= Given request =
Write the records out again, keeping each line exactly as it is.

[Records excerpted from a collection]
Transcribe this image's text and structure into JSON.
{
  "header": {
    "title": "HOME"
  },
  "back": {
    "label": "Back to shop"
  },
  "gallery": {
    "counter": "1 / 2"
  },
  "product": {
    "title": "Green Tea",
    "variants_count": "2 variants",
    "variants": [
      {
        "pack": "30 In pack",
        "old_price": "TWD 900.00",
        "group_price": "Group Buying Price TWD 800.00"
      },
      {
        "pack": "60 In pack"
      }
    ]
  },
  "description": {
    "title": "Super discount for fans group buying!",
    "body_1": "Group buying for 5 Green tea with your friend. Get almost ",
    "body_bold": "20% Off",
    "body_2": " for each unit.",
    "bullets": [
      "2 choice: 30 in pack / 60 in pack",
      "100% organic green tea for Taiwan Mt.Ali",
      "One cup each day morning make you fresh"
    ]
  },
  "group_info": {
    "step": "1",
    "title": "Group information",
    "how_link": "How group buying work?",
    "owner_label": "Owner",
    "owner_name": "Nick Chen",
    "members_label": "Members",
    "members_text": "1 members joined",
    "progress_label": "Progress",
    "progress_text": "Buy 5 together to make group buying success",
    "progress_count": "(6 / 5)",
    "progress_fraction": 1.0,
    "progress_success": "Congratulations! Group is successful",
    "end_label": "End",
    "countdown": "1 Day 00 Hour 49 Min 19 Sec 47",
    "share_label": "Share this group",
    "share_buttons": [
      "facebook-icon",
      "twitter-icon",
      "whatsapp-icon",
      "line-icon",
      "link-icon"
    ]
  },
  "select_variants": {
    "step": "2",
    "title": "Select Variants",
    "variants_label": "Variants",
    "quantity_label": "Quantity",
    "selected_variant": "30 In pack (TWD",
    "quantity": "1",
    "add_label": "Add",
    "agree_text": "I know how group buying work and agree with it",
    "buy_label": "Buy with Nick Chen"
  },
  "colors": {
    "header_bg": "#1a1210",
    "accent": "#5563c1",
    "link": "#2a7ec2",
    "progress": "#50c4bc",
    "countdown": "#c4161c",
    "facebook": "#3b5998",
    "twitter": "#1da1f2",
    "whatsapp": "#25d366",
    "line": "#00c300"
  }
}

= Solution =
Transcribe this image's text and structure into JSON.
{
  "header": {
    "title": "HOME"
  },
  "back": {
    "label": "Back to shop"
  },
  "gallery": {
    "counter": "1 / 2"
  },
  "product": {
    "title": "Green Tea",
    "variants_count": "2 variants",
    "variants": [
      {
        "pack": "30 In pack",
        "old_price": "TWD 900.00",
        "group_price": "Group Buying Price TWD 800.00"
      },
      {
        "pack": "60 In pack"
      }
    ]
  },
  "description": {
    "title": "Super discount for fans group buying!",
    "body_1": "Group buying for 5 Green tea with your friend. Get almost ",
    "body_bold": "20% Off",
    "body_2": " for each unit.",
    "bullets": [
      "2 choice: 30 in pack / 60 in pack",
      "100% organic green tea for Taiwan Mt.Ali",
      "One cup each day morning make you fresh"
    ]
  },
  "group_info": {
    "step": "1",
    "title": "Group information",
    "how_link": "How group buying work?",
    "owner_label": "Owner",
    "owner_name": "Nick Chen",
    "members_label": "Members",
    "members_text": "1 members joined",
    "progress_label": "Progress",
    "progress_text": "Buy 5 together to make group buying success",
    "progress_count": "(6 / 5)",
    "progress_fraction": 1.0,
    "progress_success": "Congratulations! Group is successful",
    "end_label": "End",
    "countdown": "1 Day 00 Hour 49 Min 19 Sec 47",
    "share_label": "Share this group",
    "share_buttons": [
      "facebook-icon",
      "twitter-icon",
      "whatsapp-icon",
      "line-icon",
      "link-icon"
    ]
  },
  "select_variants": {
    "step": "2",
    "title": "Select Variants",
    "variants_label": "Variants",
    "quantity_label": "Quantity",
    "selected_variant": "30 In pack (TWD",
    "quantity": "1",
    "add_label": "Add",
    "agree_text": "I know how group buying work and agree with it",
    "buy_label": "Buy with Nick Chen"
  },
  "colors": {
    "header_bg": "#1a1210",
    "accent": "#5563c1",
    "link": "#2a7ec2",
    "progress": "#50c4bc",
    "countdown": "#c4161c",
    "facebook": "#3b5998",
    "twitter": "#1da1f2",
    "whatsapp": "#25d366",
    "line": "#00c300"
  }
}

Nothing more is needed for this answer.